Do this
Print each line exactly as it is given.

Supplied data
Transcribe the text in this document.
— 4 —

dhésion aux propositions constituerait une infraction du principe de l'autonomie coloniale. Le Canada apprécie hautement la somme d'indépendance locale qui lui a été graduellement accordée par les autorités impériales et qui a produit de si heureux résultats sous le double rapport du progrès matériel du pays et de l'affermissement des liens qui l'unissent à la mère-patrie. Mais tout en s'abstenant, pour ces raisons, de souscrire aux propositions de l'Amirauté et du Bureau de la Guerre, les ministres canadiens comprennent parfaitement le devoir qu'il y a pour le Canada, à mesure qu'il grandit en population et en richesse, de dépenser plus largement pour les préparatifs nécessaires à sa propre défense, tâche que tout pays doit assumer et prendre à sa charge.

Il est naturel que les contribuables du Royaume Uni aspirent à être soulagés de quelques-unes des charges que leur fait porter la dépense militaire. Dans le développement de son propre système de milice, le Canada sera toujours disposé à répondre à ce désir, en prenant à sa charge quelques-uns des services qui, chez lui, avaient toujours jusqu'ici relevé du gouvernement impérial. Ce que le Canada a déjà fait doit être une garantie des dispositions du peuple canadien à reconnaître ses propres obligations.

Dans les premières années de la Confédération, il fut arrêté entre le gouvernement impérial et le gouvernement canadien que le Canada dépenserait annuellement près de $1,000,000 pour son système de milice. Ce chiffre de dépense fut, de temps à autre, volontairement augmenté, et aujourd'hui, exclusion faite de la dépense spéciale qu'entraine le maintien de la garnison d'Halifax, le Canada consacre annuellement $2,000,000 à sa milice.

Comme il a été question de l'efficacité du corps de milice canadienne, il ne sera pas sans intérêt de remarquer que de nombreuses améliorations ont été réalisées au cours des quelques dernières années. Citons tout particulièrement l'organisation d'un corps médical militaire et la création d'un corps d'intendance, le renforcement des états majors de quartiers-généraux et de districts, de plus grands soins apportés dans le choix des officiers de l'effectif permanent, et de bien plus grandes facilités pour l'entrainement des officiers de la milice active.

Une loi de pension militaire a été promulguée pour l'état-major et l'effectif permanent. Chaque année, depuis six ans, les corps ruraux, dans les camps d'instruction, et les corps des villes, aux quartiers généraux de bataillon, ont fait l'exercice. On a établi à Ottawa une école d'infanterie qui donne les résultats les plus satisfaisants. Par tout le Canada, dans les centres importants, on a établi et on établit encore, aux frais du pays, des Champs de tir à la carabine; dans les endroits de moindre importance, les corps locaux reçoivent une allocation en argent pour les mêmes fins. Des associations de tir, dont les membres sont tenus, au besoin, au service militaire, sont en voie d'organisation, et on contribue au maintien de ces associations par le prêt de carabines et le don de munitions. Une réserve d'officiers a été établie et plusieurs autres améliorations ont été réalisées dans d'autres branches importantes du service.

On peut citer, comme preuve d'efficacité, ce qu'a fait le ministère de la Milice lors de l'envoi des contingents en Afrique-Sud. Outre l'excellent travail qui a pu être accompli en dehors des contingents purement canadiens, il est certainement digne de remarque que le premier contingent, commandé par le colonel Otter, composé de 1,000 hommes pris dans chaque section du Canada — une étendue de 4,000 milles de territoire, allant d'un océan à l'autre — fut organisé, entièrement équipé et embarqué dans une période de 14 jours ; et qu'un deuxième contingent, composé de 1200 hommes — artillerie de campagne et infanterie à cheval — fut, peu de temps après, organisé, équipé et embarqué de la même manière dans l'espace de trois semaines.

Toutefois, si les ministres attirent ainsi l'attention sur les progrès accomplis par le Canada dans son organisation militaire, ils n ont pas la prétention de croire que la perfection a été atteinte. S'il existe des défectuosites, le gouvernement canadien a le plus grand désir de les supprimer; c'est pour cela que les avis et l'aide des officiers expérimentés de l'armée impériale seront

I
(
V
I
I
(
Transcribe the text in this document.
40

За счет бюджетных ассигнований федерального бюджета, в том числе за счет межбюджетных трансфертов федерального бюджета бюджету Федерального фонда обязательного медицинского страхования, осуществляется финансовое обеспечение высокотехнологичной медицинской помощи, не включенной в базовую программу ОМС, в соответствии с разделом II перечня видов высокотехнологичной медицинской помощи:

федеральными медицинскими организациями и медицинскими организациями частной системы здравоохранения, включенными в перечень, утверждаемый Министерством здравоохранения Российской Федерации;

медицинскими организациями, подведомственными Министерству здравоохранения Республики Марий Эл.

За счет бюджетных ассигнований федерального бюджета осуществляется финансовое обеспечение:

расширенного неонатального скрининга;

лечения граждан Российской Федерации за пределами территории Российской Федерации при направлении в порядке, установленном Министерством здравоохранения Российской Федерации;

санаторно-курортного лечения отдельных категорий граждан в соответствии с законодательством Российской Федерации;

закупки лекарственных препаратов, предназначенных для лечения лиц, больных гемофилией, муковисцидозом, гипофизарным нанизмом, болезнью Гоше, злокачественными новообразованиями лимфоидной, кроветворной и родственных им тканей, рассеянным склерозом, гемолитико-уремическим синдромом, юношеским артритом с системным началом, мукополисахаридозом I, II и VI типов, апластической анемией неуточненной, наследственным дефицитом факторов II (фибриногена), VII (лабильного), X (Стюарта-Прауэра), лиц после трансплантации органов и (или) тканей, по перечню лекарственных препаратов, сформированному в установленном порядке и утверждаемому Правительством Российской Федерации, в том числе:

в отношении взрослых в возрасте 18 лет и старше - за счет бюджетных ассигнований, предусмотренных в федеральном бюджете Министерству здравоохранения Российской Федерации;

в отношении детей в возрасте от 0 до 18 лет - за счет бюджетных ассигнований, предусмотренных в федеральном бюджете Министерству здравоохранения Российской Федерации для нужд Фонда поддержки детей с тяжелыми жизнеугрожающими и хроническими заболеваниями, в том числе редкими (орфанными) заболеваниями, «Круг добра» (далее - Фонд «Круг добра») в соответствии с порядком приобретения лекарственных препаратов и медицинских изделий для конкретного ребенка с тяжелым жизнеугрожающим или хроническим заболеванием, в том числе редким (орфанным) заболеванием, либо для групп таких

Task result
Transcribe the text in this document.
— 4 —

dhésion aux propositions constituerait une infraction du principe de l'autonomie coloniale. Le Canada apprécie hautement la somme d'indépendance locale qui lui a été graduellement accordée par les autorités impériales et qui a produit de si heureux résultats sous le double rapport du progrès matériel du pays et de l'affermissement des liens qui l'unissent à la mère-patrie. Mais tout en s'abstenant, pour ces raisons, de souscrire aux propositions de l'Amirauté et du Bureau de la Guerre, les ministres canadiens comprennent parfaitement le devoir qu'il y a pour le Canada, à mesure qu'il grandit en population et en richesse, de dépenser plus largement pour les préparatifs nécessaires à sa propre défense, tâche que tout pays doit assumer et prendre à sa charge.

Il est naturel que les contribuables du Royaume Uni aspirent à être soulagés de quelques-unes des charges que leur fait porter la dépense militaire. Dans le développement de son propre système de milice, le Canada sera toujours disposé à répondre à ce désir, en prenant à sa charge quelques-uns des services qui, chez lui, avaient toujours jusqu'ici relevé du gouvernement impérial. Ce que le Canada a déjà fait doit être une garantie des dispositions du peuple canadien à reconnaître ses propres obligations.

Dans les premières années de la Confédération, il fut arrêté entre le gouvernement impérial et le gouvernement canadien que le Canada dépenserait annuellement près de $1,000,000 pour son système de milice. Ce chiffre de dépense fut, de temps à autre, volontairement augmenté, et aujourd'hui, exclusion faite de la dépense spéciale qu'entraine le maintien de la garnison d'Halifax, le Canada consacre annuellement $2,000,000 à sa milice.

Comme il a été question de l'efficacité du corps de milice canadienne, il ne sera pas sans intérêt de remarquer que de nombreuses améliorations ont été réalisées au cours des quelques dernières années. Citons tout particulièrement l'organisation d'un corps médical militaire et la création d'un corps d'intendance, le renforcement des états majors de quartiers-généraux et de districts, de plus grands soins apportés dans le choix des officiers de l'effectif permanent, et de bien plus grandes facilités pour l'entrainement des officiers de la milice active.

Une loi de pension militaire a été promulguée pour l'état-major et l'effectif permanent. Chaque année, depuis six ans, les corps ruraux, dans les camps d'instruction, et les corps des villes, aux quartiers généraux de bataillon, ont fait l'exercice. On a établi à Ottawa une école d'infanterie qui donne les résultats les plus satisfaisants. Par tout le Canada, dans les centres importants, on a établi et on établit encore, aux frais du pays, des Champs de tir à la carabine; dans les endroits de moindre importance, les corps locaux reçoivent une allocation en argent pour les mêmes fins. Des associations de tir, dont les membres sont tenus, au besoin, au service militaire, sont en voie d'organisation, et on contribue au maintien de ces associations par le prêt de carabines et le don de munitions. Une réserve d'officiers a été établie et plusieurs autres améliorations ont été réalisées dans d'autres branches importantes du service.

On peut citer, comme preuve d'efficacité, ce qu'a fait le ministère de la Milice lors de l'envoi des contingents en Afrique-Sud. Outre l'excellent travail qui a pu être accompli en dehors des contingents purement canadiens, il est certainement digne de remarque que le premier contingent, commandé par le colonel Otter, composé de 1,000 hommes pris dans chaque section du Canada — une étendue de 4,000 milles de territoire, allant d'un océan à l'autre — fut organisé, entièrement équipé et embarqué dans une période de 14 jours ; et qu'un deuxième contingent, composé de 1200 hommes — artillerie de campagne et infanterie à cheval — fut, peu de temps après, organisé, équipé et embarqué de la même manière dans l'espace de trois semaines.

Toutefois, si les ministres attirent ainsi l'attention sur les progrès accomplis par le Canada dans son organisation militaire, ils n ont pas la prétention de croire que la perfection a été atteinte. S'il existe des défectuosites, le gouvernement canadien a le plus grand désir de les supprimer; c'est pour cela que les avis et l'aide des officiers expérimentés de l'armée impériale seront

I
(
V
I
I
(
Transcribe the text in this document.
40

За счет бюджетных ассигнований федерального бюджета, в том числе за счет межбюджетных трансфертов федерального бюджета бюджету Федерального фонда обязательного медицинского страхования, осуществляется финансовое обеспечение высокотехнологичной медицинской помощи, не включенной в базовую программу ОМС, в соответствии с разделом II перечня видов высокотехнологичной медицинской помощи:

федеральными медицинскими организациями и медицинскими организациями частной системы здравоохранения, включенными в перечень, утверждаемый Министерством здравоохранения Российской Федерации;

медицинскими организациями, подведомственными Министерству здравоохранения Республики Марий Эл.

За счет бюджетных ассигнований федерального бюджета осуществляется финансовое обеспечение:

расширенного неонатального скрининга;

лечения граждан Российской Федерации за пределами территории Российской Федерации при направлении в порядке, установленном Министерством здравоохранения Российской Федерации;

санаторно-курортного лечения отдельных категорий граждан в соответствии с законодательством Российской Федерации;

закупки лекарственных препаратов, предназначенных для лечения лиц, больных гемофилией, муковисцидозом, гипофизарным нанизмом, болезнью Гоше, злокачественными новообразованиями лимфоидной, кроветворной и родственных им тканей, рассеянным склерозом, гемолитико-уремическим синдромом, юношеским артритом с системным началом, мукополисахаридозом I, II и VI типов, апластической анемией неуточненной, наследственным дефицитом факторов II (фибриногена), VII (лабильного), X (Стюарта-Прауэра), лиц после трансплантации органов и (или) тканей, по перечню лекарственных препаратов, сформированному в установленном порядке и утверждаемому Правительством Российской Федерации, в том числе:

в отношении взрослых в возрасте 18 лет и старше - за счет бюджетных ассигнований, предусмотренных в федеральном бюджете Министерству здравоохранения Российской Федерации;

в отношении детей в возрасте от 0 до 18 лет - за счет бюджетных ассигнований, предусмотренных в федеральном бюджете Министерству здравоохранения Российской Федерации для нужд Фонда поддержки детей с тяжелыми жизнеугрожающими и хроническими заболеваниями, в том числе редкими (орфанными) заболеваниями, «Круг добра» (далее - Фонд «Круг добра») в соответствии с порядком приобретения лекарственных препаратов и медицинских изделий для конкретного ребенка с тяжелым жизнеугрожающим или хроническим заболеванием, в том числе редким (орфанным) заболеванием, либо для групп таких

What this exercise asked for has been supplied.